Supplied records
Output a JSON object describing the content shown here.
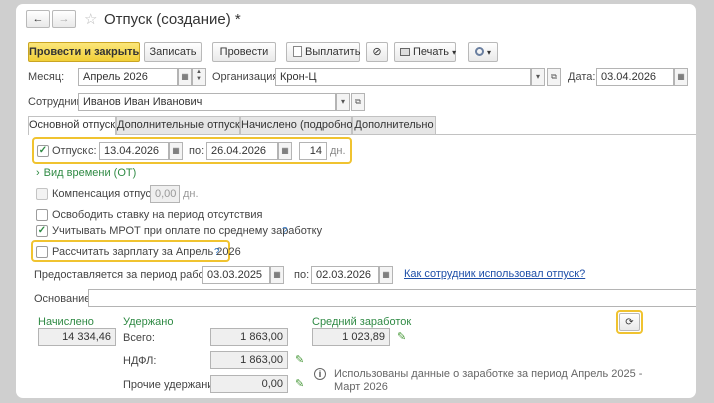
{
  "window": {
    "title": "Отпуск (создание) *",
    "nav_back": "←",
    "nav_forward": "→",
    "star": "☆"
  },
  "toolbar": {
    "post_close": "Провести и закрыть",
    "save": "Записать",
    "post": "Провести",
    "pay": "Выплатить",
    "print": "Печать",
    "print_arrow": "▾",
    "more_arrow": "▾"
  },
  "header": {
    "month_label": "Месяц:",
    "month_value": "Апрель 2026",
    "org_label": "Организация:",
    "org_value": "Крон-Ц",
    "date_label": "Дата:",
    "date_value": "03.04.2026",
    "employee_label": "Сотрудник:",
    "employee_value": "Иванов Иван Иванович"
  },
  "tabs": [
    "Основной отпуск",
    "Дополнительные отпуска",
    "Начислено (подробно)",
    "Дополнительно"
  ],
  "vacation": {
    "checkbox_label": "Отпуск",
    "from_label": "с:",
    "from_value": "13.04.2026",
    "to_label": "по:",
    "to_value": "26.04.2026",
    "days_value": "14",
    "days_unit": "дн.",
    "time_type": "Вид времени (ОТ)",
    "compensation_label": "Компенсация отпуска",
    "compensation_value": "0,00",
    "compensation_unit": "дн.",
    "release_rate": "Освободить ставку на период отсутствия",
    "mrot": "Учитывать МРОТ при оплате по среднему заработку",
    "mrot_help": "?",
    "calc_salary": "Рассчитать зарплату за Апрель 2026",
    "calc_help": "?"
  },
  "period": {
    "label": "Предоставляется за период работы с:",
    "from_value": "03.03.2025",
    "to_label": "по:",
    "to_value": "02.03.2026",
    "link": "Как сотрудник использовал отпуск?"
  },
  "basis": {
    "label": "Основание:",
    "value": ""
  },
  "totals": {
    "accrued_title": "Начислено",
    "accrued_value": "14 334,46",
    "withheld_title": "Удержано",
    "total_label": "Всего:",
    "total_value": "1 863,00",
    "ndfl_label": "НДФЛ:",
    "ndfl_value": "1 863,00",
    "other_label": "Прочие удержания:",
    "other_value": "0,00",
    "avg_title": "Средний заработок",
    "avg_value": "1 023,89",
    "info_text_1": "Использованы данные о заработке за период Апрель 2025 -",
    "info_text_2": "Март 2026"
  }
}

Your objective
Quote the data above in full and without alteration; skip the pictures.

Complete output
Output a JSON object describing the content shown here.
{
  "window": {
    "title": "Отпуск (создание) *",
    "nav_back": "←",
    "nav_forward": "→",
    "star": "☆"
  },
  "toolbar": {
    "post_close": "Провести и закрыть",
    "save": "Записать",
    "post": "Провести",
    "pay": "Выплатить",
    "print": "Печать",
    "print_arrow": "▾",
    "more_arrow": "▾"
  },
  "header": {
    "month_label": "Месяц:",
    "month_value": "Апрель 2026",
    "org_label": "Организация:",
    "org_value": "Крон-Ц",
    "date_label": "Дата:",
    "date_value": "03.04.2026",
    "employee_label": "Сотрудник:",
    "employee_value": "Иванов Иван Иванович"
  },
  "tabs": [
    "Основной отпуск",
    "Дополнительные отпуска",
    "Начислено (подробно)",
    "Дополнительно"
  ],
  "vacation": {
    "checkbox_label": "Отпуск",
    "from_label": "с:",
    "from_value": "13.04.2026",
    "to_label": "по:",
    "to_value": "26.04.2026",
    "days_value": "14",
    "days_unit": "дн.",
    "time_type": "Вид времени (ОТ)",
    "compensation_label": "Компенсация отпуска",
    "compensation_value": "0,00",
    "compensation_unit": "дн.",
    "release_rate": "Освободить ставку на период отсутствия",
    "mrot": "Учитывать МРОТ при оплате по среднему заработку",
    "mrot_help": "?",
    "calc_salary": "Рассчитать зарплату за Апрель 2026",
    "calc_help": "?"
  },
  "period": {
    "label": "Предоставляется за период работы с:",
    "from_value": "03.03.2025",
    "to_label": "по:",
    "to_value": "02.03.2026",
    "link": "Как сотрудник использовал отпуск?"
  },
  "basis": {
    "label": "Основание:",
    "value": ""
  },
  "totals": {
    "accrued_title": "Начислено",
    "accrued_value": "14 334,46",
    "withheld_title": "Удержано",
    "total_label": "Всего:",
    "total_value": "1 863,00",
    "ndfl_label": "НДФЛ:",
    "ndfl_value": "1 863,00",
    "other_label": "Прочие удержания:",
    "other_value": "0,00",
    "avg_title": "Средний заработок",
    "avg_value": "1 023,89",
    "info_text_1": "Использованы данные о заработке за период Апрель 2025 -",
    "info_text_2": "Март 2026"
  }
}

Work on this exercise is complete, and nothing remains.